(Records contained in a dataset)
-=-=-
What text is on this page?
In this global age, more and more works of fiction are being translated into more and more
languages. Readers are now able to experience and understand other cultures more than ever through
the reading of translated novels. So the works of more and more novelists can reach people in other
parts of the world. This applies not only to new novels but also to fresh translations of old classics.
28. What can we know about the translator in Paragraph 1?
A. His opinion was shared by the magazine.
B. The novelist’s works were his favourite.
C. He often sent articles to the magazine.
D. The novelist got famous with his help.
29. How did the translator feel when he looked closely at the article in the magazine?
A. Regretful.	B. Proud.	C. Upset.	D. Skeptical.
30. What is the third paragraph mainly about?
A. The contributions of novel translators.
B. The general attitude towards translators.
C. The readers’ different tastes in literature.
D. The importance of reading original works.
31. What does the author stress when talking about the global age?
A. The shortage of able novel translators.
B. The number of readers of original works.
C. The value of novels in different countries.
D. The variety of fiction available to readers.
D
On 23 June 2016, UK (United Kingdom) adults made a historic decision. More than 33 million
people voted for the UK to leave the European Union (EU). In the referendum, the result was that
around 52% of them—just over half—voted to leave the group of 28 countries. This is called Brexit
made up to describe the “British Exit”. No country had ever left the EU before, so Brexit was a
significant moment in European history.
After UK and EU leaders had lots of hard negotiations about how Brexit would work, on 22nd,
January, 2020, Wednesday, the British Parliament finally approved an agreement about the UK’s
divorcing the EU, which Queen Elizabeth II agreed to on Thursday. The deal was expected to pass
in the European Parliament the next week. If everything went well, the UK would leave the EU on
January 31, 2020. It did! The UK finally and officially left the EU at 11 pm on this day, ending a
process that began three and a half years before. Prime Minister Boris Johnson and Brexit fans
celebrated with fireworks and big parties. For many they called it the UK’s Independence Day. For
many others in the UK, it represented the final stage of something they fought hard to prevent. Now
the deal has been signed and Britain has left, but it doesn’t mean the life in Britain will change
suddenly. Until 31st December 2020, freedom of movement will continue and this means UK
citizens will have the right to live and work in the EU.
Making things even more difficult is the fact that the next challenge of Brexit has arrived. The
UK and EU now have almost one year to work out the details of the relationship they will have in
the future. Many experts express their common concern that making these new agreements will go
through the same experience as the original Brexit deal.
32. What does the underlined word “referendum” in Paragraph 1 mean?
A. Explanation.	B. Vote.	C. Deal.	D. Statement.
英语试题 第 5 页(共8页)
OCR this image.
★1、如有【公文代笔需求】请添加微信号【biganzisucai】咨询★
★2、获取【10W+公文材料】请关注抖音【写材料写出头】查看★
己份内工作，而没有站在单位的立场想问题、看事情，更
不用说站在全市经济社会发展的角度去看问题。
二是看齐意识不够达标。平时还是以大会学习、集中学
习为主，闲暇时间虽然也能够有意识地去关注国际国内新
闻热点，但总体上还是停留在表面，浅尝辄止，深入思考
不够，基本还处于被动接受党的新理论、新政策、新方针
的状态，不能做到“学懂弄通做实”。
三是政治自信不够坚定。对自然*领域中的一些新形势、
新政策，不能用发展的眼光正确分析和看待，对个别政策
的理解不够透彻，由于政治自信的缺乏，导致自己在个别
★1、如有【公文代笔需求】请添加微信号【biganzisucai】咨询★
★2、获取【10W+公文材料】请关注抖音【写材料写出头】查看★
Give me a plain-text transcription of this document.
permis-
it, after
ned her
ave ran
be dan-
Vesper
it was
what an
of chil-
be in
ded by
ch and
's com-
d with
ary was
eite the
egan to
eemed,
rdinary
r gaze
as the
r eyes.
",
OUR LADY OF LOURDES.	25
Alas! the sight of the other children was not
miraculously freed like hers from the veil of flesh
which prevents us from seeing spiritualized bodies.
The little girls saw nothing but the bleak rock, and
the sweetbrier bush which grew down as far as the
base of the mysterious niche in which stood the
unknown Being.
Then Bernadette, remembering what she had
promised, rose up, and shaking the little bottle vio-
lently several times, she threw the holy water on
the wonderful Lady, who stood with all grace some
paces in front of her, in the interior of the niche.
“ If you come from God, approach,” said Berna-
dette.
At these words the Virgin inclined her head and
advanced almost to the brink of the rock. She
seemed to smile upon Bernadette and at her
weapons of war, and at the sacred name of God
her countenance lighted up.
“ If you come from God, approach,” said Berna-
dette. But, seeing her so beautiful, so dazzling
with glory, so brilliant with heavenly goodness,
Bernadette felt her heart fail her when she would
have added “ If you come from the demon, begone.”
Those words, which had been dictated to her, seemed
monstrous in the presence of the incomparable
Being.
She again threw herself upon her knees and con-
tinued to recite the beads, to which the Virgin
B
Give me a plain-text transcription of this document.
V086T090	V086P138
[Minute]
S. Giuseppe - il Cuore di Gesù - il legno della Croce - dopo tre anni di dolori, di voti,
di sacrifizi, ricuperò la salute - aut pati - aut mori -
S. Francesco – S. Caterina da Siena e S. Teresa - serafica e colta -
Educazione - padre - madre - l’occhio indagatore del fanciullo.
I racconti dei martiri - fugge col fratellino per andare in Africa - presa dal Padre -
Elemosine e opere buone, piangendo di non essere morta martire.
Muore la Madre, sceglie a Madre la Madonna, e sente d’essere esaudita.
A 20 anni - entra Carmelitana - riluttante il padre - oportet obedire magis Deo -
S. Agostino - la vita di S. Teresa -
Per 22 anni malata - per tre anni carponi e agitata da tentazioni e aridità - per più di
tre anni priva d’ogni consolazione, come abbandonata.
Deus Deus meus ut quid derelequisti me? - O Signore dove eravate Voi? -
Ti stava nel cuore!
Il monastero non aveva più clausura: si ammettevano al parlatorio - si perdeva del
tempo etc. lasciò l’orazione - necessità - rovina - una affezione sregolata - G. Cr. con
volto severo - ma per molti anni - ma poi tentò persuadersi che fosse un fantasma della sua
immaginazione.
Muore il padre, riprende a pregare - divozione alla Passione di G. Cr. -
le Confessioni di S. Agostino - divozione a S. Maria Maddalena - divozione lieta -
-=-=-
- [WRITTEN REQUEST]: Copy each line above containing the string "magazine".

- [THE RESPONSE]:
A. His opinion was shared by the magazine.
C. He often sent articles to the magazine.
29. How did the translator feel when he looked closely at the article in the magazine?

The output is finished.